◆ **DATA FOR THIS EXERCISE**
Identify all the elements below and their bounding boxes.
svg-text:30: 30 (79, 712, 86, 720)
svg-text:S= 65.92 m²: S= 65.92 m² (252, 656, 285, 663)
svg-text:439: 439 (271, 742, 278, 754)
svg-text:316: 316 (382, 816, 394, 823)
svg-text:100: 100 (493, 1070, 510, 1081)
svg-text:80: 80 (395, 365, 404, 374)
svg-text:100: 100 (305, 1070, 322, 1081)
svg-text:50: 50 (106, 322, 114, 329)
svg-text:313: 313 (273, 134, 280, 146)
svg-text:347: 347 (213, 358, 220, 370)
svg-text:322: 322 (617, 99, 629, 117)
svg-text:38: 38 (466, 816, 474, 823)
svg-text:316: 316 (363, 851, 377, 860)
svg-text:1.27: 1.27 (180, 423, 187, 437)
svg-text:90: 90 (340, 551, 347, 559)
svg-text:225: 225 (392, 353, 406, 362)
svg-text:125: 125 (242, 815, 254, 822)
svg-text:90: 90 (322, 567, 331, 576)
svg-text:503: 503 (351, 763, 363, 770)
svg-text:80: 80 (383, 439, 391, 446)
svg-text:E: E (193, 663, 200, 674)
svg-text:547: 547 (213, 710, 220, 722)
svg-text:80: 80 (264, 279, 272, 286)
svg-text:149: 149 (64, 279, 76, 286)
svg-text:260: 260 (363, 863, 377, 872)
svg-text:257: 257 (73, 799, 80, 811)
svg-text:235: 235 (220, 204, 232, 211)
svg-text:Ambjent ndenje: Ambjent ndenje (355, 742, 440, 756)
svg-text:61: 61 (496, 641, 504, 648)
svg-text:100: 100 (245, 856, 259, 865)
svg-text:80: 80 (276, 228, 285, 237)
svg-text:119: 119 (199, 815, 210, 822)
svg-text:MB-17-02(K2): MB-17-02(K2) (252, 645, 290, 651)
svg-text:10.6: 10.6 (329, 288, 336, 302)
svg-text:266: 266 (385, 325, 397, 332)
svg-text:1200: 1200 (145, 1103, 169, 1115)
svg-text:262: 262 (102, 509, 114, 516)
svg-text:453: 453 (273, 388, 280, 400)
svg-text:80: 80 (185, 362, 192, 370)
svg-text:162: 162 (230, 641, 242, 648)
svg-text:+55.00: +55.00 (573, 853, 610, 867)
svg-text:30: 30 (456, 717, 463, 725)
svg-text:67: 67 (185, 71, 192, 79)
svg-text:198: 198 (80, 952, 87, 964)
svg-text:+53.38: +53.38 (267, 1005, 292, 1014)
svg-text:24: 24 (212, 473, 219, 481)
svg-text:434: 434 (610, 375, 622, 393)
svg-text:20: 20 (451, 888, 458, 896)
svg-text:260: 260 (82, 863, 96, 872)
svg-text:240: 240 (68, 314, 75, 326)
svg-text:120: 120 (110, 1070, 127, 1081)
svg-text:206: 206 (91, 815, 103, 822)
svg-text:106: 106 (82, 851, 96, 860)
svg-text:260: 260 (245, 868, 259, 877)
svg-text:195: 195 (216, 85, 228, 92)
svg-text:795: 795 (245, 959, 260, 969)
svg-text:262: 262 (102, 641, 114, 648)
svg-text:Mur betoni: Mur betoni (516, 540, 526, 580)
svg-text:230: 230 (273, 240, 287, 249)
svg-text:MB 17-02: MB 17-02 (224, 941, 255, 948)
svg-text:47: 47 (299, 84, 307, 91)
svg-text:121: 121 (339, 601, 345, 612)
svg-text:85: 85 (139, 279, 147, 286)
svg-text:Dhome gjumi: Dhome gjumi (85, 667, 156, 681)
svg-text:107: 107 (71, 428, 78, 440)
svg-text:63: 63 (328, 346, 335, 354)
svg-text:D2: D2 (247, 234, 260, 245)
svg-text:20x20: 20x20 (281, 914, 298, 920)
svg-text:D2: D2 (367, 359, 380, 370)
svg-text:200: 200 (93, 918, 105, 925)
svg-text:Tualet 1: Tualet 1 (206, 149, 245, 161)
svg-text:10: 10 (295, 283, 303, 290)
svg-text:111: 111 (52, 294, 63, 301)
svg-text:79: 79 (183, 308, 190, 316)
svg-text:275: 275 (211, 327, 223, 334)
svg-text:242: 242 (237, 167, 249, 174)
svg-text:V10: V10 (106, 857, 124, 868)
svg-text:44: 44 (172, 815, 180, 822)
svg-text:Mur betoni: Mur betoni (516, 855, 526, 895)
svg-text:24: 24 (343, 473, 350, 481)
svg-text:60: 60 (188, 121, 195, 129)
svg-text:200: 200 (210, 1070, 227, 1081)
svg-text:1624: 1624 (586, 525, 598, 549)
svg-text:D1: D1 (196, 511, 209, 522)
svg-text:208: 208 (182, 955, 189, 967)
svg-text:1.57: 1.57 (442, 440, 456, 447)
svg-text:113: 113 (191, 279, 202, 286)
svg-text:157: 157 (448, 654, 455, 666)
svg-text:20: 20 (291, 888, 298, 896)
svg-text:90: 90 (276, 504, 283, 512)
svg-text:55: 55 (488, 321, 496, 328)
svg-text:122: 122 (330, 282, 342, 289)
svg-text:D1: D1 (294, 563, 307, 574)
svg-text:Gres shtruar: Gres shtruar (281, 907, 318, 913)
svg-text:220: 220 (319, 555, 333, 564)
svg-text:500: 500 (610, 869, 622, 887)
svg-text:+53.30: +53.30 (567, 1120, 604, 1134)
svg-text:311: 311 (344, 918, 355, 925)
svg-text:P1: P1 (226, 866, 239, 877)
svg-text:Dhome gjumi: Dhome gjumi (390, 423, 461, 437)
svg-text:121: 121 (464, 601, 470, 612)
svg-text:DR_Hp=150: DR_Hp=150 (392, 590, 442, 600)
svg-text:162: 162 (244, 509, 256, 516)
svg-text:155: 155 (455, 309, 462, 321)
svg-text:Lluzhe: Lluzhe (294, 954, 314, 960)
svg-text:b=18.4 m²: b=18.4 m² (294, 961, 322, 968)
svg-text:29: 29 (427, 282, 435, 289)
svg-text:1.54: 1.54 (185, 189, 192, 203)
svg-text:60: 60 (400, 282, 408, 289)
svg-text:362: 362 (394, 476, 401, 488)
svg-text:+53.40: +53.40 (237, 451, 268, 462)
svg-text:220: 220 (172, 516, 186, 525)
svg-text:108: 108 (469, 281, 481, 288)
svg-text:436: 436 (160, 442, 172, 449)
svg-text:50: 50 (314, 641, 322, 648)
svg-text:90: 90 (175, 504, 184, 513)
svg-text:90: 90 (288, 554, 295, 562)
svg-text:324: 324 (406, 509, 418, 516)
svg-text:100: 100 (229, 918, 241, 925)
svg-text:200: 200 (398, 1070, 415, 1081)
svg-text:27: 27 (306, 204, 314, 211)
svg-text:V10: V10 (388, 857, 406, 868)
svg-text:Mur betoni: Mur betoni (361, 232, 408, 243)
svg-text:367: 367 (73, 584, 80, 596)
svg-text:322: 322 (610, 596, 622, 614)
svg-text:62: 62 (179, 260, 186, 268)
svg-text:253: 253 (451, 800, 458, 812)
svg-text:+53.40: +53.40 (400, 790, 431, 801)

◆ **GIVEN INSTRUCTION**
Repeat the entries word for word, starting at the first line and ending at the line that contains "svg-text:149: 149 (64, 279, 76, 286)".

◆ **THE OUTPUT**
Identify all the elements below and their bounding boxes.
svg-text:30: 30 (79, 712, 86, 720)
svg-text:S= 65.92 m²: S= 65.92 m² (252, 656, 285, 663)
svg-text:439: 439 (271, 742, 278, 754)
svg-text:316: 316 (382, 816, 394, 823)
svg-text:100: 100 (493, 1070, 510, 1081)
svg-text:80: 80 (395, 365, 404, 374)
svg-text:100: 100 (305, 1070, 322, 1081)
svg-text:50: 50 (106, 322, 114, 329)
svg-text:313: 313 (273, 134, 280, 146)
svg-text:347: 347 (213, 358, 220, 370)
svg-text:322: 322 (617, 99, 629, 117)
svg-text:38: 38 (466, 816, 474, 823)
svg-text:316: 316 (363, 851, 377, 860)
svg-text:1.27: 1.27 (180, 423, 187, 437)
svg-text:90: 90 (340, 551, 347, 559)
svg-text:225: 225 (392, 353, 406, 362)
svg-text:125: 125 (242, 815, 254, 822)
svg-text:90: 90 (322, 567, 331, 576)
svg-text:503: 503 (351, 763, 363, 770)
svg-text:80: 80 (383, 439, 391, 446)
svg-text:E: E (193, 663, 200, 674)
svg-text:547: 547 (213, 710, 220, 722)
svg-text:80: 80 (264, 279, 272, 286)
svg-text:149: 149 (64, 279, 76, 286)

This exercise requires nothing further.